YOUR INSTRUCTIONS - Restate every entry word for word.

Data records
------------------------------------------------------------

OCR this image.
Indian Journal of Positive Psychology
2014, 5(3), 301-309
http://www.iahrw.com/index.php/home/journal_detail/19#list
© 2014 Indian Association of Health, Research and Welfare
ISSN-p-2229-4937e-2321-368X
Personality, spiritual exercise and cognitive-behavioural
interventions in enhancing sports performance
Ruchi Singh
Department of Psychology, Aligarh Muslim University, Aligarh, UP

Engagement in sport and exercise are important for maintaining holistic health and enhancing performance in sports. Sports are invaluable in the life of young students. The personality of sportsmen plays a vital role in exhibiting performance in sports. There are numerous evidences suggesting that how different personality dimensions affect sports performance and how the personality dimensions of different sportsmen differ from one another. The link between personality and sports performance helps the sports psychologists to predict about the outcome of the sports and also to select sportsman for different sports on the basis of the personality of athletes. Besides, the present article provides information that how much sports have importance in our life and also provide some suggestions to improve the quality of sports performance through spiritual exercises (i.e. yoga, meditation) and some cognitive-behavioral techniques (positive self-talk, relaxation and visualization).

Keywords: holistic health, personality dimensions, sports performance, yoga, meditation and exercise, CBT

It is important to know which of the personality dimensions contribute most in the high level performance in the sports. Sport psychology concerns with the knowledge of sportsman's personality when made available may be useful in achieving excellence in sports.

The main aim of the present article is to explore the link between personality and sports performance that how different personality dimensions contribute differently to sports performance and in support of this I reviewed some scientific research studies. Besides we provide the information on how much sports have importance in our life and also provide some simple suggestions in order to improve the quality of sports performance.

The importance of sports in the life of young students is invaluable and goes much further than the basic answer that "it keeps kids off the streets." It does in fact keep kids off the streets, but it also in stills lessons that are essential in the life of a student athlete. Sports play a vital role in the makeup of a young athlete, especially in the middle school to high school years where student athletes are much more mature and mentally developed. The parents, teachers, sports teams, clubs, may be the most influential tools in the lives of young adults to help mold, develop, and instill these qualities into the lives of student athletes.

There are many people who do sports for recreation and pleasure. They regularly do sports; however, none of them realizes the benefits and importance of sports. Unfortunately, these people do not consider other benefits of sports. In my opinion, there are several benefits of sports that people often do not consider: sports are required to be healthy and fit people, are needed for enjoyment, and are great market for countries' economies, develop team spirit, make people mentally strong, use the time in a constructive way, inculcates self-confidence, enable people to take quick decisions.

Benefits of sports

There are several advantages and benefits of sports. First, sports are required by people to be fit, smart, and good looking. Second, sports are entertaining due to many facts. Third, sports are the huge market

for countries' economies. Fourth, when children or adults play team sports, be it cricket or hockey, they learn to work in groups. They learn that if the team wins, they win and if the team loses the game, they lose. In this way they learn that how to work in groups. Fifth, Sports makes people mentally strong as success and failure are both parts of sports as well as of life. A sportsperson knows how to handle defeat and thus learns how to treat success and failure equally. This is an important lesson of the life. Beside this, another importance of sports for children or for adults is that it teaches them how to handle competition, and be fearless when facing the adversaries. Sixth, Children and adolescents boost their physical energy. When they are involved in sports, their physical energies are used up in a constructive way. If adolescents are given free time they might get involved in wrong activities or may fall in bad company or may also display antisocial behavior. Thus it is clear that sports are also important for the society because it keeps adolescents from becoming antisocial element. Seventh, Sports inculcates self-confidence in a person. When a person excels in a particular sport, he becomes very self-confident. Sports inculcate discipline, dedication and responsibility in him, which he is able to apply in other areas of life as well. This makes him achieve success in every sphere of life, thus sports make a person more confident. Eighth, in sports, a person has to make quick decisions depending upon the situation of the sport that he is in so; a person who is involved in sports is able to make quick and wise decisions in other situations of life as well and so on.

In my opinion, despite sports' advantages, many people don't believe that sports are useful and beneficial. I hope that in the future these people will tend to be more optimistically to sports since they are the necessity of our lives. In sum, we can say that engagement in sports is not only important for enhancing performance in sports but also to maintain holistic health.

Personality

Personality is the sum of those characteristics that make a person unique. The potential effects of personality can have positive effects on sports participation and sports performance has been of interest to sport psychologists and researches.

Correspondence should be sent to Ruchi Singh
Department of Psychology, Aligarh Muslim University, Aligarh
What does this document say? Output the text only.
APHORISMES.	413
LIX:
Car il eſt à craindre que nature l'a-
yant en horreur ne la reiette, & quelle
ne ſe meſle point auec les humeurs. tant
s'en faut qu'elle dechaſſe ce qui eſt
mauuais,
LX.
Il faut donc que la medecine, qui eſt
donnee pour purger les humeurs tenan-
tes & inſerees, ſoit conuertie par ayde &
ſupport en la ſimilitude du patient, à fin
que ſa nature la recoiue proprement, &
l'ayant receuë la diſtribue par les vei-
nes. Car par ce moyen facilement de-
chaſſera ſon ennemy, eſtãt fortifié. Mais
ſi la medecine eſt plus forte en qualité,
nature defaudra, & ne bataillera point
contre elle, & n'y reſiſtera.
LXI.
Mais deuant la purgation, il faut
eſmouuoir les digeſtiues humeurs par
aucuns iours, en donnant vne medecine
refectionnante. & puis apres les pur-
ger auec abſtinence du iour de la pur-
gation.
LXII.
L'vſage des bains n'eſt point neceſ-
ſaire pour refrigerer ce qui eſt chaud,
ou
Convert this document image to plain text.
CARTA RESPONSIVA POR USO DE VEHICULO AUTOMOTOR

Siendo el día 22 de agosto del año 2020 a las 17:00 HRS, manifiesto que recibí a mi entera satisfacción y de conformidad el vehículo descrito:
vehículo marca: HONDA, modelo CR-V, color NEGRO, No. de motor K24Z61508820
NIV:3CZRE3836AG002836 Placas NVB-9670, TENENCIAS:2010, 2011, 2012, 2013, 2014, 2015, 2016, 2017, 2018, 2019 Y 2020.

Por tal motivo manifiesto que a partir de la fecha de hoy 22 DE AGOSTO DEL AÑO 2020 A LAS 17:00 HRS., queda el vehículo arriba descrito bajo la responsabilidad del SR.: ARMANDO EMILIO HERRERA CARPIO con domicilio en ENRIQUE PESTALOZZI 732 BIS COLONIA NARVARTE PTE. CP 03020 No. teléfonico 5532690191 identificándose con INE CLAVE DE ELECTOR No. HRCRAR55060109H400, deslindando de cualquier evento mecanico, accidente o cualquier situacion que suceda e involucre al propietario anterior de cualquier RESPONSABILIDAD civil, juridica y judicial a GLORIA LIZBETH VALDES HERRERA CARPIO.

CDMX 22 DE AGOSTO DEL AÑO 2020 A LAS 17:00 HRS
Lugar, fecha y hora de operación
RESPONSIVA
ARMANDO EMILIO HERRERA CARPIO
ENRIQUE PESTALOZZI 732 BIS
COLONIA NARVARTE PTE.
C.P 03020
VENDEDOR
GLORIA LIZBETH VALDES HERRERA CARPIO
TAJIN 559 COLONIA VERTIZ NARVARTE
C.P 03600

------------------------------------------------------------

EXERCISE SOLUTION -
OCR this image.
Indian Journal of Positive Psychology
2014, 5(3), 301-309
http://www.iahrw.com/index.php/home/journal_detail/19#list
© 2014 Indian Association of Health, Research and Welfare
ISSN-p-2229-4937e-2321-368X
Personality, spiritual exercise and cognitive-behavioural
interventions in enhancing sports performance
Ruchi Singh
Department of Psychology, Aligarh Muslim University, Aligarh, UP

Engagement in sport and exercise are important for maintaining holistic health and enhancing performance in sports. Sports are invaluable in the life of young students. The personality of sportsmen plays a vital role in exhibiting performance in sports. There are numerous evidences suggesting that how different personality dimensions affect sports performance and how the personality dimensions of different sportsmen differ from one another. The link between personality and sports performance helps the sports psychologists to predict about the outcome of the sports and also to select sportsman for different sports on the basis of the personality of athletes. Besides, the present article provides information that how much sports have importance in our life and also provide some suggestions to improve the quality of sports performance through spiritual exercises (i.e. yoga, meditation) and some cognitive-behavioral techniques (positive self-talk, relaxation and visualization).

Keywords: holistic health, personality dimensions, sports performance, yoga, meditation and exercise, CBT

It is important to know which of the personality dimensions contribute most in the high level performance in the sports. Sport psychology concerns with the knowledge of sportsman's personality when made available may be useful in achieving excellence in sports.

The main aim of the present article is to explore the link between personality and sports performance that how different personality dimensions contribute differently to sports performance and in support of this I reviewed some scientific research studies. Besides we provide the information on how much sports have importance in our life and also provide some simple suggestions in order to improve the quality of sports performance.

The importance of sports in the life of young students is invaluable and goes much further than the basic answer that "it keeps kids off the streets." It does in fact keep kids off the streets, but it also in stills lessons that are essential in the life of a student athlete. Sports play a vital role in the makeup of a young athlete, especially in the middle school to high school years where student athletes are much more mature and mentally developed. The parents, teachers, sports teams, clubs, may be the most influential tools in the lives of young adults to help mold, develop, and instill these qualities into the lives of student athletes.

There are many people who do sports for recreation and pleasure. They regularly do sports; however, none of them realizes the benefits and importance of sports. Unfortunately, these people do not consider other benefits of sports. In my opinion, there are several benefits of sports that people often do not consider: sports are required to be healthy and fit people, are needed for enjoyment, and are great market for countries' economies, develop team spirit, make people mentally strong, use the time in a constructive way, inculcates self-confidence, enable people to take quick decisions.

Benefits of sports

There are several advantages and benefits of sports. First, sports are required by people to be fit, smart, and good looking. Second, sports are entertaining due to many facts. Third, sports are the huge market

for countries' economies. Fourth, when children or adults play team sports, be it cricket or hockey, they learn to work in groups. They learn that if the team wins, they win and if the team loses the game, they lose. In this way they learn that how to work in groups. Fifth, Sports makes people mentally strong as success and failure are both parts of sports as well as of life. A sportsperson knows how to handle defeat and thus learns how to treat success and failure equally. This is an important lesson of the life. Beside this, another importance of sports for children or for adults is that it teaches them how to handle competition, and be fearless when facing the adversaries. Sixth, Children and adolescents boost their physical energy. When they are involved in sports, their physical energies are used up in a constructive way. If adolescents are given free time they might get involved in wrong activities or may fall in bad company or may also display antisocial behavior. Thus it is clear that sports are also important for the society because it keeps adolescents from becoming antisocial element. Seventh, Sports inculcates self-confidence in a person. When a person excels in a particular sport, he becomes very self-confident. Sports inculcate discipline, dedication and responsibility in him, which he is able to apply in other areas of life as well. This makes him achieve success in every sphere of life, thus sports make a person more confident. Eighth, in sports, a person has to make quick decisions depending upon the situation of the sport that he is in so; a person who is involved in sports is able to make quick and wise decisions in other situations of life as well and so on.

In my opinion, despite sports' advantages, many people don't believe that sports are useful and beneficial. I hope that in the future these people will tend to be more optimistically to sports since they are the necessity of our lives. In sum, we can say that engagement in sports is not only important for enhancing performance in sports but also to maintain holistic health.

Personality

Personality is the sum of those characteristics that make a person unique. The potential effects of personality can have positive effects on sports participation and sports performance has been of interest to sport psychologists and researches.

Correspondence should be sent to Ruchi Singh
Department of Psychology, Aligarh Muslim University, Aligarh
What does this document say? Output the text only.
APHORISMES.	413
LIX:
Car il eſt à craindre que nature l'a-
yant en horreur ne la reiette, & quelle
ne ſe meſle point auec les humeurs. tant
s'en faut qu'elle dechaſſe ce qui eſt
mauuais,
LX.
Il faut donc que la medecine, qui eſt
donnee pour purger les humeurs tenan-
tes & inſerees, ſoit conuertie par ayde &
ſupport en la ſimilitude du patient, à fin
que ſa nature la recoiue proprement, &
l'ayant receuë la diſtribue par les vei-
nes. Car par ce moyen facilement de-
chaſſera ſon ennemy, eſtãt fortifié. Mais
ſi la medecine eſt plus forte en qualité,
nature defaudra, & ne bataillera point
contre elle, & n'y reſiſtera.
LXI.
Mais deuant la purgation, il faut
eſmouuoir les digeſtiues humeurs par
aucuns iours, en donnant vne medecine
refectionnante. & puis apres les pur-
ger auec abſtinence du iour de la pur-
gation.
LXII.
L'vſage des bains n'eſt point neceſ-
ſaire pour refrigerer ce qui eſt chaud,
ou
Convert this document image to plain text.
CARTA RESPONSIVA POR USO DE VEHICULO AUTOMOTOR

Siendo el día 22 de agosto del año 2020 a las 17:00 HRS, manifiesto que recibí a mi entera satisfacción y de conformidad el vehículo descrito:
vehículo marca: HONDA, modelo CR-V, color NEGRO, No. de motor K24Z61508820
NIV:3CZRE3836AG002836 Placas NVB-9670, TENENCIAS:2010, 2011, 2012, 2013, 2014, 2015, 2016, 2017, 2018, 2019 Y 2020.

Por tal motivo manifiesto que a partir de la fecha de hoy 22 DE AGOSTO DEL AÑO 2020 A LAS 17:00 HRS., queda el vehículo arriba descrito bajo la responsabilidad del SR.: ARMANDO EMILIO HERRERA CARPIO con domicilio en ENRIQUE PESTALOZZI 732 BIS COLONIA NARVARTE PTE. CP 03020 No. teléfonico 5532690191 identificándose con INE CLAVE DE ELECTOR No. HRCRAR55060109H400, deslindando de cualquier evento mecanico, accidente o cualquier situacion que suceda e involucre al propietario anterior de cualquier RESPONSABILIDAD civil, juridica y judicial a GLORIA LIZBETH VALDES HERRERA CARPIO.

CDMX 22 DE AGOSTO DEL AÑO 2020 A LAS 17:00 HRS
Lugar, fecha y hora de operación
RESPONSIVA
ARMANDO EMILIO HERRERA CARPIO
ENRIQUE PESTALOZZI 732 BIS
COLONIA NARVARTE PTE.
C.P 03020
VENDEDOR
GLORIA LIZBETH VALDES HERRERA CARPIO
TAJIN 559 COLONIA VERTIZ NARVARTE
C.P 03600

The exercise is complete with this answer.